#### JOBS
A. In the filesystem testing report, which setup proved robust under the writer's tests?
B. Please continue the filesystem testing report from the point where it stops.

Hi bugs@,

I started down this rabbithole in the "panic: ffs_valloc: dup alloc"
thread: https://marc.info/?l=openbsd-bugs&m=175745729132070&w=2

That seems to be its own "bug," to one degree or another, caused by
notable filesystem corruption.

Now, my new findings.

I did a fair bit of testing to try and see what scenarios result in
stable writes, or at least to the point that a partition doesn't get so
corrupt the system can no longer boot.

I tested, generally with Bitcoin syncing, Monero syncing, a bunch of
dd's, bonnie++, and iozone -- usually all at the same time, on the same
partition. "Failure," in this case, is indicated by requiring a manual
fsck after a hard reboot.

This has been on amd64-type hardware, with SSDs.

# What is robust:

Automatic partitioning, no RAID, and sync mount option.

I could not get this to require any manual fsck interventions. It was
perfectly stable. Now monerod itself had its own lmdb corruption, but
there was no manual fscking required. I don't know much about lmdb, if
it's supposed to be ACID compliant or not.

# What is *not* robust under sustained writes:

Mounting without sync.

#### EXTRACTED DATA

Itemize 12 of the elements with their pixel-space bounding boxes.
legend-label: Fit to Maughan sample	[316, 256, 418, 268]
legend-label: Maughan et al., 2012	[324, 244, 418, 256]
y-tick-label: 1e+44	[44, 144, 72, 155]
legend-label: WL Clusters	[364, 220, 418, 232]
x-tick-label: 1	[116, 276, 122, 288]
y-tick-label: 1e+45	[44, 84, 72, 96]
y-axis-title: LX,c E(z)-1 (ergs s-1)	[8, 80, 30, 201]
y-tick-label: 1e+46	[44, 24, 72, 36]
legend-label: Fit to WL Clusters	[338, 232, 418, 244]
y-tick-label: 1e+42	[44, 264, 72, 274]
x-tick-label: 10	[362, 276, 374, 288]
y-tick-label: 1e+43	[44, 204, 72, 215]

#### PER-TASK OUTPUTS
A. Automatic partitioning, no RAID, and the sync mount option.

B.
RAID 1, regardless of sync.

RAID 1, on a single disk, regardless of sync.

So to be very clear, using the install instructions in the FAQ for RAID
1, you are *much more likely* to sustain some kind of filesystem damage
having RAID 1 present (during sustained writes), than not. I suspected
that perhaps it was a write out of sync issue so I offlined one of
the disks and the same corruption happened.

Thus it seems that the softraid layer's RAID 1 is doing "something"
perhaps not in a syncronous or power safe manner.

This is a little bit frustrating as one usually uses RAID 1 to
improve reliability, not decrease it!

I don't know if this is an inveitability by design choice or if
there's something that can be done to remedy it.

Thanks!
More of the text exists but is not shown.